» **Brief**
Reproduce every line of the items below without any change, but leave out the pictures.

» **Listed records**
--- begin ---

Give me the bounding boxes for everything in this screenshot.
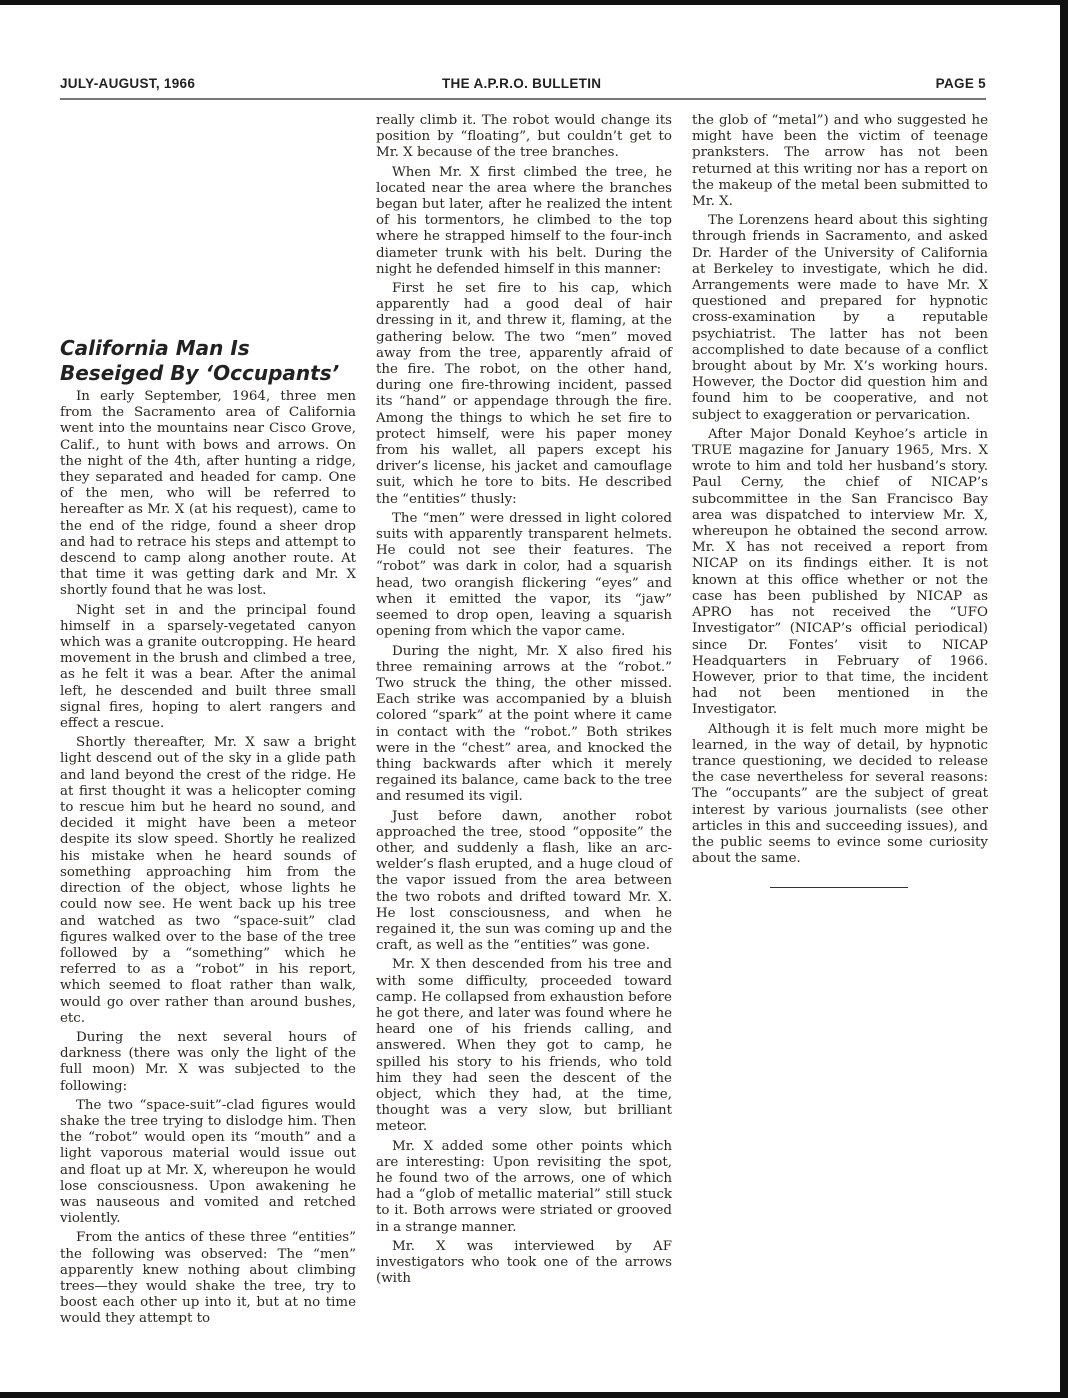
paragraph: Although it is felt much more might be learned, in the way of detail, by hypnotic trance questioning, we decided to release the case nevertheless for several reasons: The “occupants” are the subject of great interest by various journalists (see other articles in this and succeeding issues), and the public seems to evince some curiosity about the same. [692,721,988,867]
title-line-2: Beseiged By ‘Occupants’ [60,361,340,385]
title-line-1: California Man Is [60,336,250,360]
publication-name: THE A.P.R.O. BULLETIN [442,76,602,91]
scan-edge-bottom [0,1392,1068,1398]
scan-edge-right [1060,0,1068,1398]
paragraph: The Lorenzens heard about this sighting through friends in Sacramento, and asked Dr. Harder of the University of California at Berkeley to investigate, which he did. Arrangements were made to have Mr. X questioned and prepared for hypnotic cross-examination by a reputable psychiatrist. The latter has not been accomplished to date because of a conflict brought about by Mr. X’s working hours. However, the Doctor did question him and found him to be cooperative, and not subject to exaggeration or pervarication. [692,213,988,423]
paragraph: really climb it. The robot would change its position by “floating”, but couldn’t get to Mr. X because of the tree branches. [376,113,672,161]
running-header [60,76,986,94]
paragraph: From the antics of these three “entities” the following was observed: The “men” apparently knew nothing about climbing trees—they would shake the tree, try to boost each other up into it, but at no time would they attempt to [60,1230,356,1327]
paragraph: Shortly thereafter, Mr. X saw a bright light descend out of the sky in a glide path and land beyond the crest of the ridge. He at first thought it was a helicopter coming to rescue him but he heard no sound, and decided it might have been a meteor despite its slow speed. Shortly he realized his mistake when he heard sounds of something approaching him from the direction of the object, whose lights he could now see. He went back up his tree and watched as two “space-suit” clad figures walked over to the base of the tree followed by a “something” which he referred to as a “robot” in his report, which seemed to float rather than walk, would go over rather than around bushes, etc. [60,735,356,1026]
paragraph: During the night, Mr. X also fired his three remaining arrows at the “robot.” Two struck the thing, the other missed. Each strike was accompanied by a bluish colored “spark” at the point where it came in contact with the “robot.” Both strikes were in the “chest” area, and knocked the thing backwards after which it merely regained its balance, came back to the tree and resumed its vigil. [376,643,672,805]
issue-date: JULY-AUGUST, 1966 [60,76,196,91]
paragraph: When Mr. X first climbed the tree, he located near the area where the branches began but later, after he realized the intent of his tormentors, he climbed to the top where he strapped himself to the four-inch diameter trunk with his belt. During the night he defended himself in this manner: [376,164,672,277]
paragraph: The two “space-suit”-clad figures would shake the tree trying to dislodge him. Then the “robot” would open its “mouth” and a light vaporous material would issue out and float up at Mr. X, whereupon he would lose consciousness. Upon awakening he was nauseous and vomited and retched violently. [60,1097,356,1227]
article-title [60,336,360,386]
header-rule [60,98,986,100]
column-3 [692,113,988,870]
paragraph: In early September, 1964, three men from the Sacramento area of California went into the mountains near Cisco Grove, Calif., to hunt with bows and arrows. On the night of the 4th, after hunting a ridge, they separated and headed for camp. One of the men, who will be referred to hereafter as Mr. X (at his request), came to the end of the ridge, found a sheer drop and had to retrace his steps and attempt to descend to camp along another route. At that time it was getting dark and Mr. X shortly found that he was lost. [60,389,356,599]
paragraph: During the next several hours of darkness (there was only the light of the full moon) Mr. X was subjected to the following: [60,1029,356,1094]
page-number: PAGE 5 [935,76,986,91]
scan-edge-top [0,0,1068,5]
paragraph: Mr. X then descended from his tree and with some difficulty, proceeded toward camp. He collapsed from exhaustion before he got there, and later was found where he heard one of his friends calling, and answered. When they got to camp, he spilled his story to his friends, who told him they had seen the descent of the object, which they had, at the time, thought was a very slow, but brilliant meteor. [376,957,672,1135]
paragraph: the glob of “metal”) and who suggested he might have been the victim of teenage pranksters. The arrow has not been returned at this writing nor has a report on the makeup of the metal been submitted to Mr. X. [692,113,988,210]
paragraph: After Major Donald Keyhoe’s article in TRUE magazine for January 1965, Mrs. X wrote to him and told her husband’s story. Paul Cerny, the chief of NICAP’s subcommittee in the San Francisco Bay area was dispatched to interview Mr. X, whereupon he obtained the second arrow. Mr. X has not received a report from NICAP on its findings either. It is not known at this office whether or not the case has been published by NICAP as APRO has not received the “UFO Investigator” (NICAP’s official periodical) since Dr. Fontes’ visit to NICAP Headquarters in February of 1966. However, prior to that time, the incident had not been mentioned in the Investigator. [692,426,988,718]
paragraph: Mr. X was interviewed by AF investigators who took one of the arrows (with [376,1238,672,1287]
article-end-rule [770,887,908,888]
paragraph: Just before dawn, another robot approached the tree, stood “opposite” the other, and suddenly a flash, like an arc-welder’s flash erupted, and a huge cloud of the vapor issued from the area between the two robots and drifted toward Mr. X. He lost consciousness, and when he regained it, the sun was coming up and the craft, as well as the “entities” was gone. [376,808,672,954]
paragraph: Night set in and the principal found himself in a sparsely-vegetated canyon which was a granite outcropping. He heard movement in the brush and climbed a tree, as he felt it was a bear. After the animal left, he descended and built three small signal fires, hoping to alert rangers and effect a rescue. [60,602,356,732]
paragraph: First he set fire to his cap, which apparently had a good deal of hair dressing in it, and threw it, flaming, at the gathering below. The two “men” moved away from the tree, apparently afraid of the fire. The robot, on the other hand, during one fire-throwing incident, passed its “hand” or appendage through the fire. Among the things to which he set fire to protect himself, were his paper money from his wallet, all papers except his driver’s license, his jacket and camouflage suit, which he tore to bits. He described the “entities” thusly: [376,281,672,507]
column-1 [60,389,356,1331]
paragraph: The “men” were dressed in light colored suits with apparently transparent helmets. He could not see their features. The “robot” was dark in color, had a squarish head, two orangish flickering “eyes” and when it emitted the vapor, its “jaw” seemed to drop open, leaving a squarish opening from which the vapor came. [376,510,672,640]
paragraph: Mr. X added some other points which are interesting: Upon revisiting the spot, he found two of the arrows, one of which had a “glob of metallic material” still stuck to it. Both arrows were striated or grooved in a strange manner. [376,1138,672,1235]
column-2 [376,113,672,1290]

--- end ---

» **Response to the task**
Give me the bounding boxes for everything in this screenshot.
paragraph: Although it is felt much more might be learned, in the way of detail, by hypnotic trance questioning, we decided to release the case nevertheless for several reasons: The “occupants” are the subject of great interest by various journalists (see other articles in this and succeeding issues), and the public seems to evince some curiosity about the same. [692,721,988,867]
title-line-2: Beseiged By ‘Occupants’ [60,361,340,385]
title-line-1: California Man Is [60,336,250,360]
publication-name: THE A.P.R.O. BULLETIN [442,76,602,91]
scan-edge-bottom [0,1392,1068,1398]
scan-edge-right [1060,0,1068,1398]
paragraph: The Lorenzens heard about this sighting through friends in Sacramento, and asked Dr. Harder of the University of California at Berkeley to investigate, which he did. Arrangements were made to have Mr. X questioned and prepared for hypnotic cross-examination by a reputable psychiatrist. The latter has not been accomplished to date because of a conflict brought about by Mr. X’s working hours. However, the Doctor did question him and found him to be cooperative, and not subject to exaggeration or pervarication. [692,213,988,423]
paragraph: really climb it. The robot would change its position by “floating”, but couldn’t get to Mr. X because of the tree branches. [376,113,672,161]
running-header [60,76,986,94]
paragraph: From the antics of these three “entities” the following was observed: The “men” apparently knew nothing about climbing trees—they would shake the tree, try to boost each other up into it, but at no time would they attempt to [60,1230,356,1327]
paragraph: Shortly thereafter, Mr. X saw a bright light descend out of the sky in a glide path and land beyond the crest of the ridge. He at first thought it was a helicopter coming to rescue him but he heard no sound, and decided it might have been a meteor despite its slow speed. Shortly he realized his mistake when he heard sounds of something approaching him from the direction of the object, whose lights he could now see. He went back up his tree and watched as two “space-suit” clad figures walked over to the base of the tree followed by a “something” which he referred to as a “robot” in his report, which seemed to float rather than walk, would go over rather than around bushes, etc. [60,735,356,1026]
paragraph: During the night, Mr. X also fired his three remaining arrows at the “robot.” Two struck the thing, the other missed. Each strike was accompanied by a bluish colored “spark” at the point where it came in contact with the “robot.” Both strikes were in the “chest” area, and knocked the thing backwards after which it merely regained its balance, came back to the tree and resumed its vigil. [376,643,672,805]
issue-date: JULY-AUGUST, 1966 [60,76,196,91]
paragraph: When Mr. X first climbed the tree, he located near the area where the branches began but later, after he realized the intent of his tormentors, he climbed to the top where he strapped himself to the four-inch diameter trunk with his belt. During the night he defended himself in this manner: [376,164,672,277]
paragraph: The two “space-suit”-clad figures would shake the tree trying to dislodge him. Then the “robot” would open its “mouth” and a light vaporous material would issue out and float up at Mr. X, whereupon he would lose consciousness. Upon awakening he was nauseous and vomited and retched violently. [60,1097,356,1227]
article-title [60,336,360,386]
header-rule [60,98,986,100]
column-3 [692,113,988,870]
paragraph: In early September, 1964, three men from the Sacramento area of California went into the mountains near Cisco Grove, Calif., to hunt with bows and arrows. On the night of the 4th, after hunting a ridge, they separated and headed for camp. One of the men, who will be referred to hereafter as Mr. X (at his request), came to the end of the ridge, found a sheer drop and had to retrace his steps and attempt to descend to camp along another route. At that time it was getting dark and Mr. X shortly found that he was lost. [60,389,356,599]
paragraph: During the next several hours of darkness (there was only the light of the full moon) Mr. X was subjected to the following: [60,1029,356,1094]
page-number: PAGE 5 [935,76,986,91]
scan-edge-top [0,0,1068,5]
paragraph: Mr. X then descended from his tree and with some difficulty, proceeded toward camp. He collapsed from exhaustion before he got there, and later was found where he heard one of his friends calling, and answered. When they got to camp, he spilled his story to his friends, who told him they had seen the descent of the object, which they had, at the time, thought was a very slow, but brilliant meteor. [376,957,672,1135]
paragraph: the glob of “metal”) and who suggested he might have been the victim of teenage pranksters. The arrow has not been returned at this writing nor has a report on the makeup of the metal been submitted to Mr. X. [692,113,988,210]
paragraph: After Major Donald Keyhoe’s article in TRUE magazine for January 1965, Mrs. X wrote to him and told her husband’s story. Paul Cerny, the chief of NICAP’s subcommittee in the San Francisco Bay area was dispatched to interview Mr. X, whereupon he obtained the second arrow. Mr. X has not received a report from NICAP on its findings either. It is not known at this office whether or not the case has been published by NICAP as APRO has not received the “UFO Investigator” (NICAP’s official periodical) since Dr. Fontes’ visit to NICAP Headquarters in February of 1966. However, prior to that time, the incident had not been mentioned in the Investigator. [692,426,988,718]
paragraph: Mr. X was interviewed by AF investigators who took one of the arrows (with [376,1238,672,1287]
article-end-rule [770,887,908,888]
paragraph: Just before dawn, another robot approached the tree, stood “opposite” the other, and suddenly a flash, like an arc-welder’s flash erupted, and a huge cloud of the vapor issued from the area between the two robots and drifted toward Mr. X. He lost consciousness, and when he regained it, the sun was coming up and the craft, as well as the “entities” was gone. [376,808,672,954]
paragraph: Night set in and the principal found himself in a sparsely-vegetated canyon which was a granite outcropping. He heard movement in the brush and climbed a tree, as he felt it was a bear. After the animal left, he descended and built three small signal fires, hoping to alert rangers and effect a rescue. [60,602,356,732]
paragraph: First he set fire to his cap, which apparently had a good deal of hair dressing in it, and threw it, flaming, at the gathering below. The two “men” moved away from the tree, apparently afraid of the fire. The robot, on the other hand, during one fire-throwing incident, passed its “hand” or appendage through the fire. Among the things to which he set fire to protect himself, were his paper money from his wallet, all papers except his driver’s license, his jacket and camouflage suit, which he tore to bits. He described the “entities” thusly: [376,281,672,507]
column-1 [60,389,356,1331]
paragraph: The “men” were dressed in light colored suits with apparently transparent helmets. He could not see their features. The “robot” was dark in color, had a squarish head, two orangish flickering “eyes” and when it emitted the vapor, its “jaw” seemed to drop open, leaving a squarish opening from which the vapor came. [376,510,672,640]
paragraph: Mr. X added some other points which are interesting: Upon revisiting the spot, he found two of the arrows, one of which had a “glob of metallic material” still stuck to it. Both arrows were striated or grooved in a strange manner. [376,1138,672,1235]
column-2 [376,113,672,1290]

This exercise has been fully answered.